What the task asks »
Copy down all of the data underneath, exactly as shown.

Stored entries:

◇ ◇ ◇ ◇ ◇ ◇ ◇

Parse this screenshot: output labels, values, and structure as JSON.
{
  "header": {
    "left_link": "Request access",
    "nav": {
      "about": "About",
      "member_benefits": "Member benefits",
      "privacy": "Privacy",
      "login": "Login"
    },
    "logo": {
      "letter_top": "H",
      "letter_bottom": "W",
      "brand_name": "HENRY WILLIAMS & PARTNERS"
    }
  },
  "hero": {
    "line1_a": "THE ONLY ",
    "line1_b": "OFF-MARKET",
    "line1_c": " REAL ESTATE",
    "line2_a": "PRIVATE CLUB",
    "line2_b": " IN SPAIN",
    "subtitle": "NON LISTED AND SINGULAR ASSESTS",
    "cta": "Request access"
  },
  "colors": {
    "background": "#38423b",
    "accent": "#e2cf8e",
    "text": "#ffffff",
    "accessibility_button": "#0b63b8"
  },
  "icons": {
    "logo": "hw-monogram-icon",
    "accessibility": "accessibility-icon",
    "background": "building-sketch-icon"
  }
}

◇ ◇ ◇ ◇ ◇ ◇ ◇

Solution for this problem »
Parse this screenshot: output labels, values, and structure as JSON.
{
  "header": {
    "left_link": "Request access",
    "nav": {
      "about": "About",
      "member_benefits": "Member benefits",
      "privacy": "Privacy",
      "login": "Login"
    },
    "logo": {
      "letter_top": "H",
      "letter_bottom": "W",
      "brand_name": "HENRY WILLIAMS & PARTNERS"
    }
  },
  "hero": {
    "line1_a": "THE ONLY ",
    "line1_b": "OFF-MARKET",
    "line1_c": " REAL ESTATE",
    "line2_a": "PRIVATE CLUB",
    "line2_b": " IN SPAIN",
    "subtitle": "NON LISTED AND SINGULAR ASSESTS",
    "cta": "Request access"
  },
  "colors": {
    "background": "#38423b",
    "accent": "#e2cf8e",
    "text": "#ffffff",
    "accessibility_button": "#0b63b8"
  },
  "icons": {
    "logo": "hw-monogram-icon",
    "accessibility": "accessibility-icon",
    "background": "building-sketch-icon"
  }
}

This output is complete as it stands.